Dataset content:
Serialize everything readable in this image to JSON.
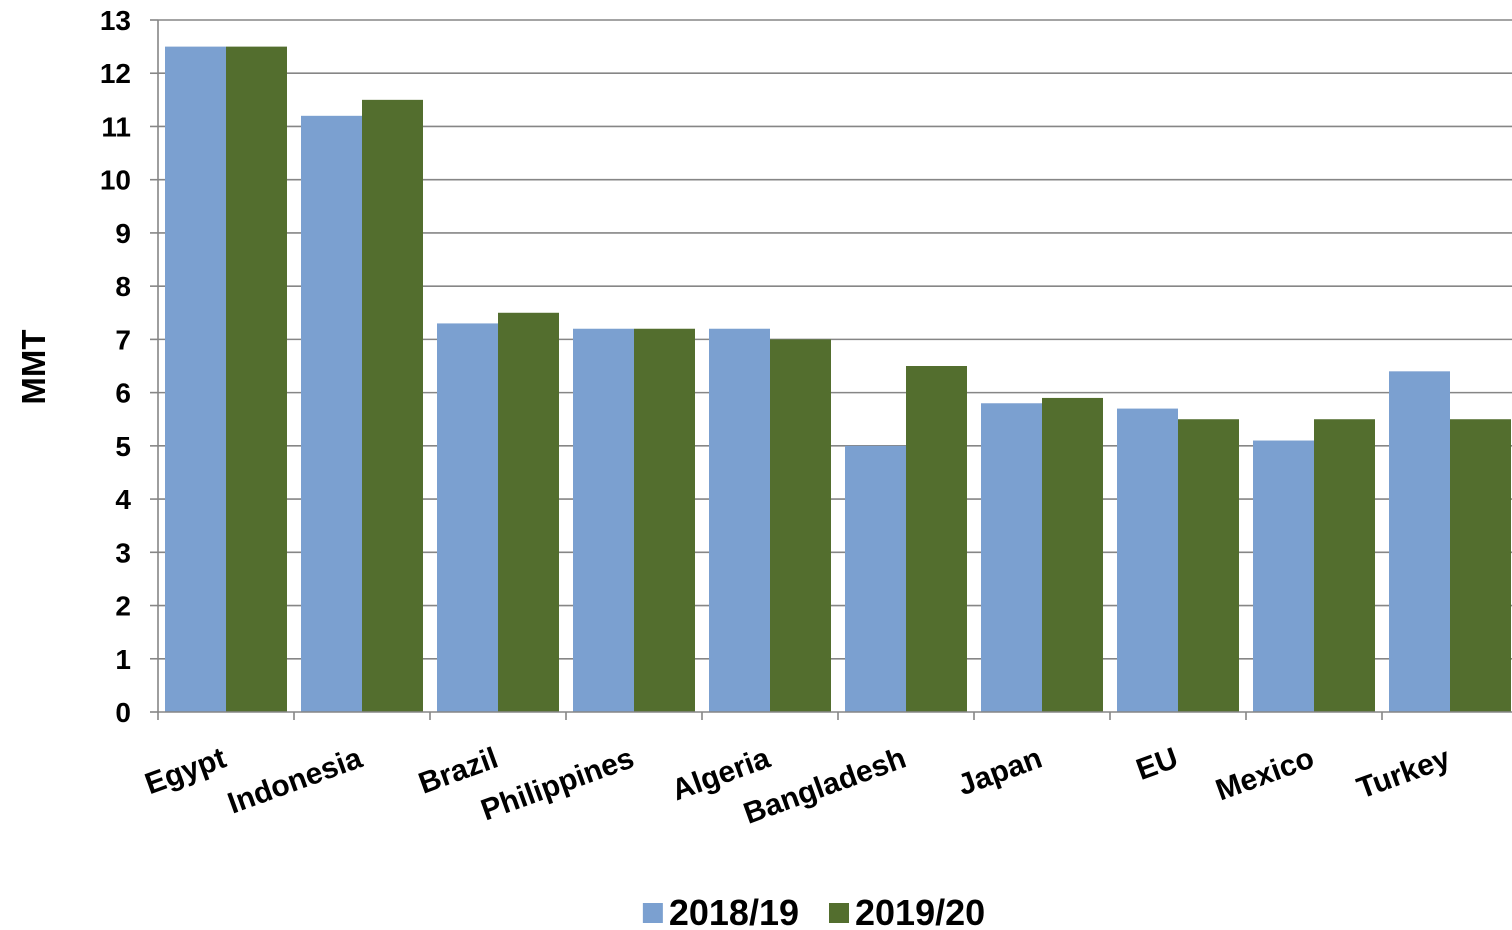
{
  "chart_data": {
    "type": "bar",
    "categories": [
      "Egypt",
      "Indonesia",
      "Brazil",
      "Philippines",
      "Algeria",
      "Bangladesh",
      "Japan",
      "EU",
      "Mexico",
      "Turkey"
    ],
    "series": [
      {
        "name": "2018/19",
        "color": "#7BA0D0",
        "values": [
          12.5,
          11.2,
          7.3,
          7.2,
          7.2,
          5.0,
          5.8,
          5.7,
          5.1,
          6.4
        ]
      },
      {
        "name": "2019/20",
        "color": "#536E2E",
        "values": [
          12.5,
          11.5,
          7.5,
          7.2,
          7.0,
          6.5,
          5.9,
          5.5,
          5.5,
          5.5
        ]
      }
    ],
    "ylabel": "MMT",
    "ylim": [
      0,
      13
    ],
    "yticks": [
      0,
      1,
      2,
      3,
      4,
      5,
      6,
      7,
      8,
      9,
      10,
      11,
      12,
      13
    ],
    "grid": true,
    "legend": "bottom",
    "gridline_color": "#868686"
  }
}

What this task involves: Set each line of the records down exactly, leaving every picture out.

Response for this exercise:
Serialize everything readable in this image to JSON.
{
  "chart_data": {
    "type": "bar",
    "categories": [
      "Egypt",
      "Indonesia",
      "Brazil",
      "Philippines",
      "Algeria",
      "Bangladesh",
      "Japan",
      "EU",
      "Mexico",
      "Turkey"
    ],
    "series": [
      {
        "name": "2018/19",
        "color": "#7BA0D0",
        "values": [
          12.5,
          11.2,
          7.3,
          7.2,
          7.2,
          5.0,
          5.8,
          5.7,
          5.1,
          6.4
        ]
      },
      {
        "name": "2019/20",
        "color": "#536E2E",
        "values": [
          12.5,
          11.5,
          7.5,
          7.2,
          7.0,
          6.5,
          5.9,
          5.5,
          5.5,
          5.5
        ]
      }
    ],
    "ylabel": "MMT",
    "ylim": [
      0,
      13
    ],
    "yticks": [
      0,
      1,
      2,
      3,
      4,
      5,
      6,
      7,
      8,
      9,
      10,
      11,
      12,
      13
    ],
    "grid": true,
    "legend": "bottom",
    "gridline_color": "#868686"
  }
}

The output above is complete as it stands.